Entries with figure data
──────────────────────────────
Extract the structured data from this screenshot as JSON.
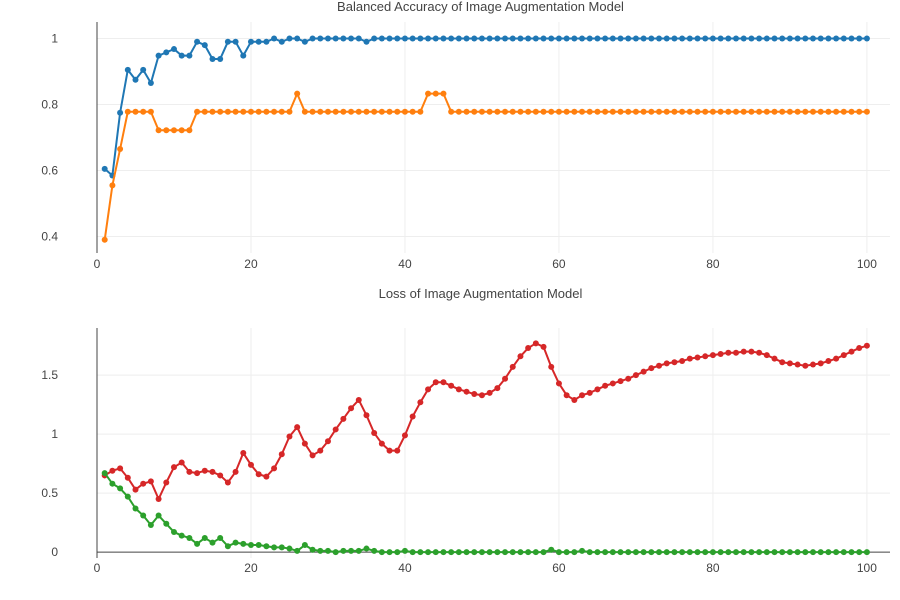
{
  "chart_data": [
    {
      "type": "line",
      "title": "Balanced Accuracy of Image Augmentation Model",
      "xlabel": "",
      "ylabel": "",
      "xlim": [
        0,
        103
      ],
      "ylim": [
        0.35,
        1.05
      ],
      "x_ticks": [
        "0",
        "20",
        "40",
        "60",
        "80",
        "100"
      ],
      "x_tick_values": [
        0,
        20,
        40,
        60,
        80,
        100
      ],
      "y_ticks": [
        "0.4",
        "0.6",
        "0.8",
        "1"
      ],
      "y_tick_values": [
        0.4,
        0.6,
        0.8,
        1.0
      ],
      "grid": true,
      "series": [
        {
          "color": "#1f77b4",
          "x": [
            1,
            2,
            3,
            4,
            5,
            6,
            7,
            8,
            9,
            10,
            11,
            12,
            13,
            14,
            15,
            16,
            17,
            18,
            19,
            20,
            21,
            22,
            23,
            24,
            25,
            26,
            27,
            28,
            29,
            30,
            31,
            32,
            33,
            34,
            35,
            36,
            37,
            38,
            39,
            40,
            41,
            42,
            43,
            44,
            45,
            46,
            47,
            48,
            49,
            50,
            51,
            52,
            53,
            54,
            55,
            56,
            57,
            58,
            59,
            60,
            61,
            62,
            63,
            64,
            65,
            66,
            67,
            68,
            69,
            70,
            71,
            72,
            73,
            74,
            75,
            76,
            77,
            78,
            79,
            80,
            81,
            82,
            83,
            84,
            85,
            86,
            87,
            88,
            89,
            90,
            91,
            92,
            93,
            94,
            95,
            96,
            97,
            98,
            99,
            100
          ],
          "values": [
            0.605,
            0.585,
            0.775,
            0.905,
            0.875,
            0.905,
            0.865,
            0.948,
            0.958,
            0.968,
            0.948,
            0.948,
            0.99,
            0.98,
            0.938,
            0.938,
            0.99,
            0.99,
            0.948,
            0.99,
            0.99,
            0.99,
            1.0,
            0.99,
            1.0,
            1.0,
            0.99,
            1.0,
            1.0,
            1.0,
            1.0,
            1.0,
            1.0,
            1.0,
            0.99,
            1.0,
            1.0,
            1.0,
            1.0,
            1.0,
            1.0,
            1.0,
            1.0,
            1.0,
            1.0,
            1.0,
            1.0,
            1.0,
            1.0,
            1.0,
            1.0,
            1.0,
            1.0,
            1.0,
            1.0,
            1.0,
            1.0,
            1.0,
            1.0,
            1.0,
            1.0,
            1.0,
            1.0,
            1.0,
            1.0,
            1.0,
            1.0,
            1.0,
            1.0,
            1.0,
            1.0,
            1.0,
            1.0,
            1.0,
            1.0,
            1.0,
            1.0,
            1.0,
            1.0,
            1.0,
            1.0,
            1.0,
            1.0,
            1.0,
            1.0,
            1.0,
            1.0,
            1.0,
            1.0,
            1.0,
            1.0,
            1.0,
            1.0,
            1.0,
            1.0,
            1.0,
            1.0,
            1.0,
            1.0,
            1.0
          ]
        },
        {
          "color": "#ff7f0e",
          "x": [
            1,
            2,
            3,
            4,
            5,
            6,
            7,
            8,
            9,
            10,
            11,
            12,
            13,
            14,
            15,
            16,
            17,
            18,
            19,
            20,
            21,
            22,
            23,
            24,
            25,
            26,
            27,
            28,
            29,
            30,
            31,
            32,
            33,
            34,
            35,
            36,
            37,
            38,
            39,
            40,
            41,
            42,
            43,
            44,
            45,
            46,
            47,
            48,
            49,
            50,
            51,
            52,
            53,
            54,
            55,
            56,
            57,
            58,
            59,
            60,
            61,
            62,
            63,
            64,
            65,
            66,
            67,
            68,
            69,
            70,
            71,
            72,
            73,
            74,
            75,
            76,
            77,
            78,
            79,
            80,
            81,
            82,
            83,
            84,
            85,
            86,
            87,
            88,
            89,
            90,
            91,
            92,
            93,
            94,
            95,
            96,
            97,
            98,
            99,
            100
          ],
          "values": [
            0.39,
            0.555,
            0.665,
            0.778,
            0.778,
            0.778,
            0.778,
            0.722,
            0.722,
            0.722,
            0.722,
            0.722,
            0.778,
            0.778,
            0.778,
            0.778,
            0.778,
            0.778,
            0.778,
            0.778,
            0.778,
            0.778,
            0.778,
            0.778,
            0.778,
            0.833,
            0.778,
            0.778,
            0.778,
            0.778,
            0.778,
            0.778,
            0.778,
            0.778,
            0.778,
            0.778,
            0.778,
            0.778,
            0.778,
            0.778,
            0.778,
            0.778,
            0.833,
            0.833,
            0.833,
            0.778,
            0.778,
            0.778,
            0.778,
            0.778,
            0.778,
            0.778,
            0.778,
            0.778,
            0.778,
            0.778,
            0.778,
            0.778,
            0.778,
            0.778,
            0.778,
            0.778,
            0.778,
            0.778,
            0.778,
            0.778,
            0.778,
            0.778,
            0.778,
            0.778,
            0.778,
            0.778,
            0.778,
            0.778,
            0.778,
            0.778,
            0.778,
            0.778,
            0.778,
            0.778,
            0.778,
            0.778,
            0.778,
            0.778,
            0.778,
            0.778,
            0.778,
            0.778,
            0.778,
            0.778,
            0.778,
            0.778,
            0.778,
            0.778,
            0.778,
            0.778,
            0.778,
            0.778,
            0.778,
            0.778
          ]
        }
      ]
    },
    {
      "type": "line",
      "title": "Loss of Image Augmentation Model",
      "xlabel": "",
      "ylabel": "",
      "xlim": [
        0,
        103
      ],
      "ylim": [
        -0.05,
        1.9
      ],
      "x_ticks": [
        "0",
        "20",
        "40",
        "60",
        "80",
        "100"
      ],
      "x_tick_values": [
        0,
        20,
        40,
        60,
        80,
        100
      ],
      "y_ticks": [
        "0",
        "0.5",
        "1",
        "1.5"
      ],
      "y_tick_values": [
        0,
        0.5,
        1.0,
        1.5
      ],
      "grid": true,
      "series": [
        {
          "color": "#d62728",
          "x": [
            1,
            2,
            3,
            4,
            5,
            6,
            7,
            8,
            9,
            10,
            11,
            12,
            13,
            14,
            15,
            16,
            17,
            18,
            19,
            20,
            21,
            22,
            23,
            24,
            25,
            26,
            27,
            28,
            29,
            30,
            31,
            32,
            33,
            34,
            35,
            36,
            37,
            38,
            39,
            40,
            41,
            42,
            43,
            44,
            45,
            46,
            47,
            48,
            49,
            50,
            51,
            52,
            53,
            54,
            55,
            56,
            57,
            58,
            59,
            60,
            61,
            62,
            63,
            64,
            65,
            66,
            67,
            68,
            69,
            70,
            71,
            72,
            73,
            74,
            75,
            76,
            77,
            78,
            79,
            80,
            81,
            82,
            83,
            84,
            85,
            86,
            87,
            88,
            89,
            90,
            91,
            92,
            93,
            94,
            95,
            96,
            97,
            98,
            99,
            100
          ],
          "values": [
            0.65,
            0.69,
            0.71,
            0.63,
            0.53,
            0.58,
            0.6,
            0.45,
            0.59,
            0.72,
            0.76,
            0.68,
            0.67,
            0.69,
            0.68,
            0.65,
            0.59,
            0.68,
            0.84,
            0.74,
            0.66,
            0.64,
            0.71,
            0.83,
            0.98,
            1.06,
            0.92,
            0.82,
            0.86,
            0.94,
            1.04,
            1.13,
            1.22,
            1.29,
            1.16,
            1.01,
            0.92,
            0.86,
            0.86,
            0.99,
            1.15,
            1.27,
            1.38,
            1.44,
            1.44,
            1.41,
            1.38,
            1.36,
            1.34,
            1.33,
            1.35,
            1.39,
            1.47,
            1.57,
            1.66,
            1.73,
            1.77,
            1.74,
            1.57,
            1.43,
            1.33,
            1.29,
            1.33,
            1.35,
            1.38,
            1.41,
            1.43,
            1.45,
            1.47,
            1.5,
            1.53,
            1.56,
            1.58,
            1.6,
            1.61,
            1.62,
            1.64,
            1.65,
            1.66,
            1.67,
            1.68,
            1.69,
            1.69,
            1.7,
            1.7,
            1.69,
            1.67,
            1.64,
            1.61,
            1.6,
            1.59,
            1.58,
            1.59,
            1.6,
            1.62,
            1.64,
            1.67,
            1.7,
            1.73,
            1.75
          ]
        },
        {
          "color": "#2ca02c",
          "x": [
            1,
            2,
            3,
            4,
            5,
            6,
            7,
            8,
            9,
            10,
            11,
            12,
            13,
            14,
            15,
            16,
            17,
            18,
            19,
            20,
            21,
            22,
            23,
            24,
            25,
            26,
            27,
            28,
            29,
            30,
            31,
            32,
            33,
            34,
            35,
            36,
            37,
            38,
            39,
            40,
            41,
            42,
            43,
            44,
            45,
            46,
            47,
            48,
            49,
            50,
            51,
            52,
            53,
            54,
            55,
            56,
            57,
            58,
            59,
            60,
            61,
            62,
            63,
            64,
            65,
            66,
            67,
            68,
            69,
            70,
            71,
            72,
            73,
            74,
            75,
            76,
            77,
            78,
            79,
            80,
            81,
            82,
            83,
            84,
            85,
            86,
            87,
            88,
            89,
            90,
            91,
            92,
            93,
            94,
            95,
            96,
            97,
            98,
            99,
            100
          ],
          "values": [
            0.67,
            0.58,
            0.54,
            0.47,
            0.37,
            0.31,
            0.23,
            0.31,
            0.24,
            0.17,
            0.14,
            0.12,
            0.07,
            0.12,
            0.08,
            0.12,
            0.05,
            0.08,
            0.07,
            0.06,
            0.06,
            0.05,
            0.04,
            0.04,
            0.03,
            0.01,
            0.06,
            0.02,
            0.01,
            0.01,
            0.0,
            0.01,
            0.01,
            0.01,
            0.03,
            0.01,
            0.0,
            0.0,
            0.0,
            0.01,
            0.0,
            0.0,
            0.0,
            0.0,
            0.0,
            0.0,
            0.0,
            0.0,
            0.0,
            0.0,
            0.0,
            0.0,
            0.0,
            0.0,
            0.0,
            0.0,
            0.0,
            0.0,
            0.02,
            0.0,
            0.0,
            0.0,
            0.01,
            0.0,
            0.0,
            0.0,
            0.0,
            0.0,
            0.0,
            0.0,
            0.0,
            0.0,
            0.0,
            0.0,
            0.0,
            0.0,
            0.0,
            0.0,
            0.0,
            0.0,
            0.0,
            0.0,
            0.0,
            0.0,
            0.0,
            0.0,
            0.0,
            0.0,
            0.0,
            0.0,
            0.0,
            0.0,
            0.0,
            0.0,
            0.0,
            0.0,
            0.0,
            0.0,
            0.0,
            0.0
          ]
        }
      ]
    }
  ]
}
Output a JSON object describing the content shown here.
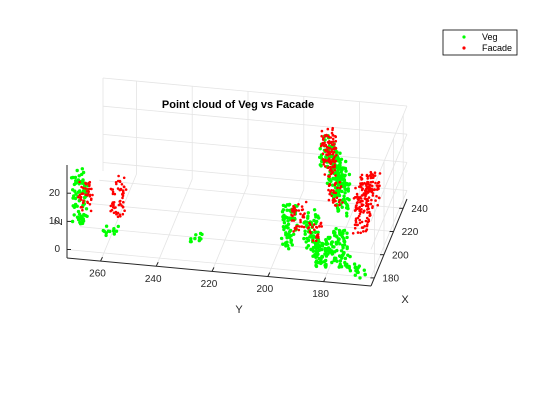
{
  "chart_data": {
    "type": "scatter",
    "projection": "3d",
    "title": "Point cloud of Veg vs Facade",
    "xlabel": "X",
    "ylabel": "Y",
    "zlabel": "Z",
    "x_ticks": [
      "180",
      "200",
      "220",
      "240"
    ],
    "y_ticks": [
      "260",
      "240",
      "220",
      "200",
      "180"
    ],
    "z_ticks": [
      "0",
      "10",
      "20"
    ],
    "xlim": [
      173,
      248
    ],
    "ylim": [
      163,
      272
    ],
    "zlim": [
      -3,
      30
    ],
    "grid": true,
    "legend_position": "top-right outside",
    "series": [
      {
        "name": "Veg",
        "color": "#00ff00",
        "clusters": [
          {
            "x": 176,
            "y": 268,
            "z": [
              8,
              27
            ]
          },
          {
            "x": 177,
            "y": 257,
            "z": [
              5,
              8
            ]
          },
          {
            "x": 178,
            "y": 227,
            "z": [
              5,
              7
            ]
          },
          {
            "x": 177,
            "y": 193,
            "z": [
              6,
              22
            ]
          },
          {
            "x": 177,
            "y": 185,
            "z": [
              5,
              20
            ]
          },
          {
            "x": 176,
            "y": 181,
            "z": [
              0,
              12
            ]
          },
          {
            "x": 187,
            "y": 180,
            "z": [
              -2,
              6
            ]
          },
          {
            "x": 184,
            "y": 174,
            "z": [
              -3,
              3
            ]
          },
          {
            "x": 198,
            "y": 178,
            "z": [
              -3,
              6
            ]
          },
          {
            "x": 178,
            "y": 168,
            "z": [
              -3,
              1
            ]
          },
          {
            "x": 240,
            "y": 190,
            "z": [
              10,
              20
            ]
          },
          {
            "x": 228,
            "y": 186,
            "z": [
              8,
              22
            ]
          },
          {
            "x": 222,
            "y": 183,
            "z": [
              6,
              20
            ]
          },
          {
            "x": 212,
            "y": 180,
            "z": [
              4,
              18
            ]
          }
        ]
      },
      {
        "name": "Facade",
        "color": "#ff0000",
        "clusters": [
          {
            "x": 176,
            "y": 266,
            "z": [
              14,
              24
            ]
          },
          {
            "x": 175,
            "y": 254,
            "z": [
              12,
              26
            ]
          },
          {
            "x": 178,
            "y": 190,
            "z": [
              12,
              22
            ]
          },
          {
            "x": 177,
            "y": 184,
            "z": [
              10,
              16
            ]
          },
          {
            "x": 237,
            "y": 189,
            "z": [
              10,
              24
            ]
          },
          {
            "x": 230,
            "y": 188,
            "z": [
              10,
              22
            ]
          },
          {
            "x": 215,
            "y": 183,
            "z": [
              6,
              14
            ]
          },
          {
            "x": 205,
            "y": 172,
            "z": [
              2,
              18
            ]
          },
          {
            "x": 215,
            "y": 172,
            "z": [
              2,
              18
            ]
          },
          {
            "x": 229,
            "y": 172,
            "z": [
              2,
              14
            ]
          }
        ]
      }
    ]
  }
}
──────────────────────────────
** WRITTEN EXERCISE **
Tally the lines of the data that contain the string "title" and report the total alone.

** WRITTEN SOLUTION **
3